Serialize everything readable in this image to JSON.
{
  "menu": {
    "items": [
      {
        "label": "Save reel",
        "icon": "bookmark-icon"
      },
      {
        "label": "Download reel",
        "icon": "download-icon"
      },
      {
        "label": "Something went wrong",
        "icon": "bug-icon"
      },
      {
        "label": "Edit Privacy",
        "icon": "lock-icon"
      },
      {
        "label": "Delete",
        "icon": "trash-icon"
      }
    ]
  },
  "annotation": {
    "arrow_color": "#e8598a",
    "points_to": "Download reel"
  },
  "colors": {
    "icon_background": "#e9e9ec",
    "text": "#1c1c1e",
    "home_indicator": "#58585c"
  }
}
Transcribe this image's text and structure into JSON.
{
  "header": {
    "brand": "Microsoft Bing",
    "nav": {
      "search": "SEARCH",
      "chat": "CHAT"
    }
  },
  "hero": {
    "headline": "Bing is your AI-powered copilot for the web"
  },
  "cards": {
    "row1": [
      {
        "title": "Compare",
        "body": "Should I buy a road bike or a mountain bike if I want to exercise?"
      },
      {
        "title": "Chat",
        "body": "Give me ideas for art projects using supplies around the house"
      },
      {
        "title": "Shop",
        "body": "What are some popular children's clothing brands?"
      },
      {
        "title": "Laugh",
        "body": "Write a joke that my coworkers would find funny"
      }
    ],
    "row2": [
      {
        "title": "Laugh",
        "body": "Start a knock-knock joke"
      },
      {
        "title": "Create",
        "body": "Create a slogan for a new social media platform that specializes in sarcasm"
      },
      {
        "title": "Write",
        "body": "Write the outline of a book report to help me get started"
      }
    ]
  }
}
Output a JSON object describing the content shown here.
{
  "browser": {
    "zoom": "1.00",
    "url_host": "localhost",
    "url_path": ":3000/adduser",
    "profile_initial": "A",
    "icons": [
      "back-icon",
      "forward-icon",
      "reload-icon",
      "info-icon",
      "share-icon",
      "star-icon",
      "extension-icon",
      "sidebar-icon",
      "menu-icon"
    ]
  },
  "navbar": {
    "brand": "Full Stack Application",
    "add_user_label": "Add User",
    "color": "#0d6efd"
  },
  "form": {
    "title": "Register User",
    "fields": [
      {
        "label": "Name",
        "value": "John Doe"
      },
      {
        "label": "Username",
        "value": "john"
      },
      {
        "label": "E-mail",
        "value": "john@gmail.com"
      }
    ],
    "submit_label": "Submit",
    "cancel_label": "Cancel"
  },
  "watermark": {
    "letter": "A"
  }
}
----------
# WRITTEN EXERCISE
Set all of the entries down again, exactly as they were given.

# RESPONSE TO THIS TASK
Serialize everything readable in this image to JSON.
{
  "menu": {
    "items": [
      {
        "label": "Save reel",
        "icon": "bookmark-icon"
      },
      {
        "label": "Download reel",
        "icon": "download-icon"
      },
      {
        "label": "Something went wrong",
        "icon": "bug-icon"
      },
      {
        "label": "Edit Privacy",
        "icon": "lock-icon"
      },
      {
        "label": "Delete",
        "icon": "trash-icon"
      }
    ]
  },
  "annotation": {
    "arrow_color": "#e8598a",
    "points_to": "Download reel"
  },
  "colors": {
    "icon_background": "#e9e9ec",
    "text": "#1c1c1e",
    "home_indicator": "#58585c"
  }
}
Transcribe this image's text and structure into JSON.
{
  "header": {
    "brand": "Microsoft Bing",
    "nav": {
      "search": "SEARCH",
      "chat": "CHAT"
    }
  },
  "hero": {
    "headline": "Bing is your AI-powered copilot for the web"
  },
  "cards": {
    "row1": [
      {
        "title": "Compare",
        "body": "Should I buy a road bike or a mountain bike if I want to exercise?"
      },
      {
        "title": "Chat",
        "body": "Give me ideas for art projects using supplies around the house"
      },
      {
        "title": "Shop",
        "body": "What are some popular children's clothing brands?"
      },
      {
        "title": "Laugh",
        "body": "Write a joke that my coworkers would find funny"
      }
    ],
    "row2": [
      {
        "title": "Laugh",
        "body": "Start a knock-knock joke"
      },
      {
        "title": "Create",
        "body": "Create a slogan for a new social media platform that specializes in sarcasm"
      },
      {
        "title": "Write",
        "body": "Write the outline of a book report to help me get started"
      }
    ]
  }
}
Output a JSON object describing the content shown here.
{
  "browser": {
    "zoom": "1.00",
    "url_host": "localhost",
    "url_path": ":3000/adduser",
    "profile_initial": "A",
    "icons": [
      "back-icon",
      "forward-icon",
      "reload-icon",
      "info-icon",
      "share-icon",
      "star-icon",
      "extension-icon",
      "sidebar-icon",
      "menu-icon"
    ]
  },
  "navbar": {
    "brand": "Full Stack Application",
    "add_user_label": "Add User",
    "color": "#0d6efd"
  },
  "form": {
    "title": "Register User",
    "fields": [
      {
        "label": "Name",
        "value": "John Doe"
      },
      {
        "label": "Username",
        "value": "john"
      },
      {
        "label": "E-mail",
        "value": "john@gmail.com"
      }
    ],
    "submit_label": "Submit",
    "cancel_label": "Cancel"
  },
  "watermark": {
    "letter": "A"
  }
}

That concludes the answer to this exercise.